Report each line of the data that has "JSON" somewhere in it.

++++++

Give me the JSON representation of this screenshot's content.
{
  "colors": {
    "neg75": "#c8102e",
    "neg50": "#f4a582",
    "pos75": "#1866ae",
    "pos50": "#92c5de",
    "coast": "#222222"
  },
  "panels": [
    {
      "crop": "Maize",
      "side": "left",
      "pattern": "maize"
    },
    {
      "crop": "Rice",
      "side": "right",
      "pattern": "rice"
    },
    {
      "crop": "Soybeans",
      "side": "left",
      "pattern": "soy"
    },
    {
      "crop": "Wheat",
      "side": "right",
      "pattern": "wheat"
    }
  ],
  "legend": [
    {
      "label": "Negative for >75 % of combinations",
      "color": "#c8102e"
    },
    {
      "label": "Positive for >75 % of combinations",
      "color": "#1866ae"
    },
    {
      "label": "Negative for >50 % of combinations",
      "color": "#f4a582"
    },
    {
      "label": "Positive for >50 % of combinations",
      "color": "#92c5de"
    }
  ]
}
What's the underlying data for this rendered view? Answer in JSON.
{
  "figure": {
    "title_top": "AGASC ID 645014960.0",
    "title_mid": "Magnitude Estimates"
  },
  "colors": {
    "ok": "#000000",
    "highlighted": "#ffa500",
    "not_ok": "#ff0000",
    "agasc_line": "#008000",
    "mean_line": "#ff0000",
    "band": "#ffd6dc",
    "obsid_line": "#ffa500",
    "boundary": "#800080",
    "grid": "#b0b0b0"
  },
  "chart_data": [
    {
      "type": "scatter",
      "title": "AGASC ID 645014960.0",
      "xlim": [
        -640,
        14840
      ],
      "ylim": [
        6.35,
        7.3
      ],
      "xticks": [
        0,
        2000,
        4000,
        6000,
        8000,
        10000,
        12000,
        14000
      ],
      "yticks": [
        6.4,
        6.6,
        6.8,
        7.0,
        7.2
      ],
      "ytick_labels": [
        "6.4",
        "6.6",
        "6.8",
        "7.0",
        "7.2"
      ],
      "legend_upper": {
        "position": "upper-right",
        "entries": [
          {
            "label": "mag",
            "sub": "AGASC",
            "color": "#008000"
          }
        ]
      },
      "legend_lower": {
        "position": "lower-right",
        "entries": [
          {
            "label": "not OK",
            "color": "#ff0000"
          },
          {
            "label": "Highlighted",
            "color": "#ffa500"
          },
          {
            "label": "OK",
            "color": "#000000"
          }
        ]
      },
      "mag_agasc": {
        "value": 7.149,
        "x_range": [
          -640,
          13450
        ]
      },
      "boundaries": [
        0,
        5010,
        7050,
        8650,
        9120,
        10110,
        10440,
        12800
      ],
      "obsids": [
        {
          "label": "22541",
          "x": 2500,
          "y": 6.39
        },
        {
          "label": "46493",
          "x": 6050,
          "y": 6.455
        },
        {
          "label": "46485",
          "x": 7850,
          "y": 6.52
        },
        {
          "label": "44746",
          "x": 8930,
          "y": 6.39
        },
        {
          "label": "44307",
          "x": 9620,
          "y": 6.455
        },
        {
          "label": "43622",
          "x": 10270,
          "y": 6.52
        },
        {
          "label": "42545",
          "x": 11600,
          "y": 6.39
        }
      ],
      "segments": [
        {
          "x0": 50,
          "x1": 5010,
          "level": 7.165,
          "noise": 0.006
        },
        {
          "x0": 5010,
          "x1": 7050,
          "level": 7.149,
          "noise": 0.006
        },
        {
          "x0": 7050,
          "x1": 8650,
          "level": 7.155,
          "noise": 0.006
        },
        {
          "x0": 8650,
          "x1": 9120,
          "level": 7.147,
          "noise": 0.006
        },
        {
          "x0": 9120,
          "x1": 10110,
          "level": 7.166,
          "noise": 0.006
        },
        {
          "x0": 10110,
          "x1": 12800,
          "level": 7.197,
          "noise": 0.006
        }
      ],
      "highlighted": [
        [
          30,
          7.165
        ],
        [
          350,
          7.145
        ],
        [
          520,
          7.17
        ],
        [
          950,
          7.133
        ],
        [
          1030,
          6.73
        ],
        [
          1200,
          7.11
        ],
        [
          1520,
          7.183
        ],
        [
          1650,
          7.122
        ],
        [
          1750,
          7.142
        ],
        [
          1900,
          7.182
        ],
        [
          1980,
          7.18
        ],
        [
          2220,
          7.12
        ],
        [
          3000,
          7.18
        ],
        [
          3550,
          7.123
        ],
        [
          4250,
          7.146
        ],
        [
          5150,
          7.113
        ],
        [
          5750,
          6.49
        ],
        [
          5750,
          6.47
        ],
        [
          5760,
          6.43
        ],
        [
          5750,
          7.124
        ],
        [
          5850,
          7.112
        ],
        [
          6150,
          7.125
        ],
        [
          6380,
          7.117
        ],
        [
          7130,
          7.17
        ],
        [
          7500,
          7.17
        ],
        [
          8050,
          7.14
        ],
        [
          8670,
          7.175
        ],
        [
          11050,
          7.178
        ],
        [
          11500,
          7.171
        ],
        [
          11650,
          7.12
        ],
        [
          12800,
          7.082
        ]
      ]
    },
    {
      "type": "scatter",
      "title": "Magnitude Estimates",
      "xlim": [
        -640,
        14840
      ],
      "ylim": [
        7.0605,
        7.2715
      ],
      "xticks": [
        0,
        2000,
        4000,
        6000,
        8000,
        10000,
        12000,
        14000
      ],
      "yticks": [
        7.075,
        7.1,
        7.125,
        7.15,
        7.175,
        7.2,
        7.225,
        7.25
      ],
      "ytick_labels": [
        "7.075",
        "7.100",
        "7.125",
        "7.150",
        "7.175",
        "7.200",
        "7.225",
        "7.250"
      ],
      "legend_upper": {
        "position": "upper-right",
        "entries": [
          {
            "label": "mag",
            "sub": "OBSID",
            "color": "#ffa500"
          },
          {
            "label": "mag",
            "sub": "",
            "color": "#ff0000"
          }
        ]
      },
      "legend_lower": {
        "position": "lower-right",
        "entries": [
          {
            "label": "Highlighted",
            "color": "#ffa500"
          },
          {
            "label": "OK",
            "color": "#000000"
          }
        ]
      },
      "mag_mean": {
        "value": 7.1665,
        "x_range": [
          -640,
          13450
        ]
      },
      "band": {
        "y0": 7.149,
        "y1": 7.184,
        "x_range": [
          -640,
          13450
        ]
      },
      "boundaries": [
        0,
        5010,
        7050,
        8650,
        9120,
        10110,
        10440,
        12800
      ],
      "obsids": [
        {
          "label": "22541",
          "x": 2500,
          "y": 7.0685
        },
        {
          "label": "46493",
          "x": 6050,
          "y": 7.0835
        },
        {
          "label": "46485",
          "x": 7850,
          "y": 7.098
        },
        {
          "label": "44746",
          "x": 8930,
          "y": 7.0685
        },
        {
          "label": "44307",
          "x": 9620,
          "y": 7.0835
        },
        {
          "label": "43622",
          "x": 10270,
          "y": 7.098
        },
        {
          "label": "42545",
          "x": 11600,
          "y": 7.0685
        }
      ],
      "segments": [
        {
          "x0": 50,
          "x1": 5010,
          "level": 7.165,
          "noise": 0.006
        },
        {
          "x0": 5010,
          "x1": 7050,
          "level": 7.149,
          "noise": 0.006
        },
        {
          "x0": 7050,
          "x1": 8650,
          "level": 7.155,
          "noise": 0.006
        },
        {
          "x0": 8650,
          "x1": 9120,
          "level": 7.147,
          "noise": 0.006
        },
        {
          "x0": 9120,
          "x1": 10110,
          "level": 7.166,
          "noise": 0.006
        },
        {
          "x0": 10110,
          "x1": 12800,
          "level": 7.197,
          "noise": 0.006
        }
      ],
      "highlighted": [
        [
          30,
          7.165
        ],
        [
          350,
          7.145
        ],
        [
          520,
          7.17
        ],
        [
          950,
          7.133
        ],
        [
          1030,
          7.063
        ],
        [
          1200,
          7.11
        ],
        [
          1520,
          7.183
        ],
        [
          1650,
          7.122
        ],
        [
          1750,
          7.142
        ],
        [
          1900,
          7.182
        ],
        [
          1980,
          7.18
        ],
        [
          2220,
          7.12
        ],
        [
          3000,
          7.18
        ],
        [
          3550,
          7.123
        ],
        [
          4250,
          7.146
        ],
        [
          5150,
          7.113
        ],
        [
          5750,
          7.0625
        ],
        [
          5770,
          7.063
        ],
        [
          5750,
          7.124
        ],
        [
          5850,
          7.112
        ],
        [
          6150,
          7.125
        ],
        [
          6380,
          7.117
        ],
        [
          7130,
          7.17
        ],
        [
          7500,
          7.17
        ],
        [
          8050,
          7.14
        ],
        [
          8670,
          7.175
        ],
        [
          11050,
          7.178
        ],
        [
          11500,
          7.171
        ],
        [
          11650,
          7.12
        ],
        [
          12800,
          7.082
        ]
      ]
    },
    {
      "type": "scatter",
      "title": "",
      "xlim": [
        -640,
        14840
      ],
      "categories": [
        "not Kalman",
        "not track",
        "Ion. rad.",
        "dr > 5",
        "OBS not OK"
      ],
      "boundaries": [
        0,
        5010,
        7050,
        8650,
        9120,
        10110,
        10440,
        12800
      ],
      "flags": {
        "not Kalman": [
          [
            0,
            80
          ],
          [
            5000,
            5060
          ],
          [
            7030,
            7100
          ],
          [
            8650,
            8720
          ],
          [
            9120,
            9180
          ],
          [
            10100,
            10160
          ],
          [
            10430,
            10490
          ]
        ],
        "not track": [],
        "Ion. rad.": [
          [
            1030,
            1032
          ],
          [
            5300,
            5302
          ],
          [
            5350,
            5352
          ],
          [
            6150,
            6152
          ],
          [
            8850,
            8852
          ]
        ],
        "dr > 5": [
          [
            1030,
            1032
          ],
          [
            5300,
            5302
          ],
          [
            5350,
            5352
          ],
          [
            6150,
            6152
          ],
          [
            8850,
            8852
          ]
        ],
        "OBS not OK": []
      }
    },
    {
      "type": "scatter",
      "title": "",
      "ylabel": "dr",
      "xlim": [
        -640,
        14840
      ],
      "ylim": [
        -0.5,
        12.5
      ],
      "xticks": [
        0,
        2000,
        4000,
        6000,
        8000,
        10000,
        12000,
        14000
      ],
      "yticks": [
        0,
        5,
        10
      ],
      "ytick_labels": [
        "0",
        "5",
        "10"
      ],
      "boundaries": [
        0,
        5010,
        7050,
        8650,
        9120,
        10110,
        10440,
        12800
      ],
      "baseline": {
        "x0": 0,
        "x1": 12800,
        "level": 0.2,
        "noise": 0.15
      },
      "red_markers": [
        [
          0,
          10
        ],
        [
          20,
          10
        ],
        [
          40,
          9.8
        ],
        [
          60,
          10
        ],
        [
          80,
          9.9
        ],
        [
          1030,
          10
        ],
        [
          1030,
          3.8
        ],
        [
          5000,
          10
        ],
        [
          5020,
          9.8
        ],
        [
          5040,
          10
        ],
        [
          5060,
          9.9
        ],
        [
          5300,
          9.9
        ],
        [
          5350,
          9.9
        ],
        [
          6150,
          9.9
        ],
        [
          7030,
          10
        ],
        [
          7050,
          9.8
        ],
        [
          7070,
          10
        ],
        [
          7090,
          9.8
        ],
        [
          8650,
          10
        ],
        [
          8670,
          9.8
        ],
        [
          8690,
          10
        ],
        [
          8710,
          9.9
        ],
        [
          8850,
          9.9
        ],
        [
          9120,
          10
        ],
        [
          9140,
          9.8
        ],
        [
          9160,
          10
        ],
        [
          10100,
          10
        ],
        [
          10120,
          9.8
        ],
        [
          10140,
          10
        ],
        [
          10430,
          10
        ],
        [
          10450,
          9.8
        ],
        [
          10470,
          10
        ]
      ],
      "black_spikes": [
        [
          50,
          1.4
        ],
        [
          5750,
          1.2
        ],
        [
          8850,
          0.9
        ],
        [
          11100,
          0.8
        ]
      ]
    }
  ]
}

++++++

■ **Answer to this exercise**:
Give me the JSON representation of this screenshot's content.
What's the underlying data for this rendered view? Answer in JSON.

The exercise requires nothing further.